» **DESCRIPTION OF THE TASK**
Could you transcribe the material below exactly, without leaving out a single line?

» **Raw records**
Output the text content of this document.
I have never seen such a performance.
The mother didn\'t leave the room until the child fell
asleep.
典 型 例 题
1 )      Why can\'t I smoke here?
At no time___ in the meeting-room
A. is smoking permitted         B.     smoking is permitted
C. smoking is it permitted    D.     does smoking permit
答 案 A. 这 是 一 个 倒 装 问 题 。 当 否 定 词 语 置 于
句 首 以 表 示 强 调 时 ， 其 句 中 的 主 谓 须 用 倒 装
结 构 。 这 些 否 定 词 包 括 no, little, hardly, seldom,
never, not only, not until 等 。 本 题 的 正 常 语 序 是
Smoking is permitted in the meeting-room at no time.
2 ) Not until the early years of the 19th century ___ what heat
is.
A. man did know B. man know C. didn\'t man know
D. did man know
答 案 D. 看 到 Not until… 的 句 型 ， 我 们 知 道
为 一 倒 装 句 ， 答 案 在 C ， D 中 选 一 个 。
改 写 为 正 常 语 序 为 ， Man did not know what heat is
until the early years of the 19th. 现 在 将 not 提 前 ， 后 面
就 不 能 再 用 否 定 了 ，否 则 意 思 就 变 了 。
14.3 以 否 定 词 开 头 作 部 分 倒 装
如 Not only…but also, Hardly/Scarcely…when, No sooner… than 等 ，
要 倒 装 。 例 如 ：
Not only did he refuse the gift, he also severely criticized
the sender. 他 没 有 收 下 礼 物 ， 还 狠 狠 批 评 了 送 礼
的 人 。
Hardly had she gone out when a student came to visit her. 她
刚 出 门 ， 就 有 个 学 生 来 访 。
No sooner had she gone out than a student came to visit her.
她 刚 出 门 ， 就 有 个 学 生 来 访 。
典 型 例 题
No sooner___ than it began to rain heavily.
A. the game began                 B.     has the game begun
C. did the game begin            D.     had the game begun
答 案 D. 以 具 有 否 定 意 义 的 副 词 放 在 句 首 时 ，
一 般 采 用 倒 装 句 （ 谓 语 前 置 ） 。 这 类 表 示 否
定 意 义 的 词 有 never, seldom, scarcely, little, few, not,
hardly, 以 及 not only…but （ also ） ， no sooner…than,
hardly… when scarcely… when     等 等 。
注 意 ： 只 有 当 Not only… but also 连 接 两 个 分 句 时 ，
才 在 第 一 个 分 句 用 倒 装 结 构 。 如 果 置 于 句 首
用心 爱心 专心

» **WRITTEN REPLY**
Output the text content of this document.
I have never seen such a performance.
The mother didn\'t leave the room until the child fell
asleep.
典 型 例 题
1 )      Why can\'t I smoke here?
At no time___ in the meeting-room
A. is smoking permitted         B.     smoking is permitted
C. smoking is it permitted    D.     does smoking permit
答 案 A. 这 是 一 个 倒 装 问 题 。 当 否 定 词 语 置 于
句 首 以 表 示 强 调 时 ， 其 句 中 的 主 谓 须 用 倒 装
结 构 。 这 些 否 定 词 包 括 no, little, hardly, seldom,
never, not only, not until 等 。 本 题 的 正 常 语 序 是
Smoking is permitted in the meeting-room at no time.
2 ) Not until the early years of the 19th century ___ what heat
is.
A. man did know B. man know C. didn\'t man know
D. did man know
答 案 D. 看 到 Not until… 的 句 型 ， 我 们 知 道
为 一 倒 装 句 ， 答 案 在 C ， D 中 选 一 个 。
改 写 为 正 常 语 序 为 ， Man did not know what heat is
until the early years of the 19th. 现 在 将 not 提 前 ， 后 面
就 不 能 再 用 否 定 了 ，否 则 意 思 就 变 了 。
14.3 以 否 定 词 开 头 作 部 分 倒 装
如 Not only…but also, Hardly/Scarcely…when, No sooner… than 等 ，
要 倒 装 。 例 如 ：
Not only did he refuse the gift, he also severely criticized
the sender. 他 没 有 收 下 礼 物 ， 还 狠 狠 批 评 了 送 礼
的 人 。
Hardly had she gone out when a student came to visit her. 她
刚 出 门 ， 就 有 个 学 生 来 访 。
No sooner had she gone out than a student came to visit her.
她 刚 出 门 ， 就 有 个 学 生 来 访 。
典 型 例 题
No sooner___ than it began to rain heavily.
A. the game began                 B.     has the game begun
C. did the game begin            D.     had the game begun
答 案 D. 以 具 有 否 定 意 义 的 副 词 放 在 句 首 时 ，
一 般 采 用 倒 装 句 （ 谓 语 前 置 ） 。 这 类 表 示 否
定 意 义 的 词 有 never, seldom, scarcely, little, few, not,
hardly, 以 及 not only…but （ also ） ， no sooner…than,
hardly… when scarcely… when     等 等 。
注 意 ： 只 有 当 Not only… but also 连 接 两 个 分 句 时 ，
才 在 第 一 个 分 句 用 倒 装 结 构 。 如 果 置 于 句 首
用心 爱心 专心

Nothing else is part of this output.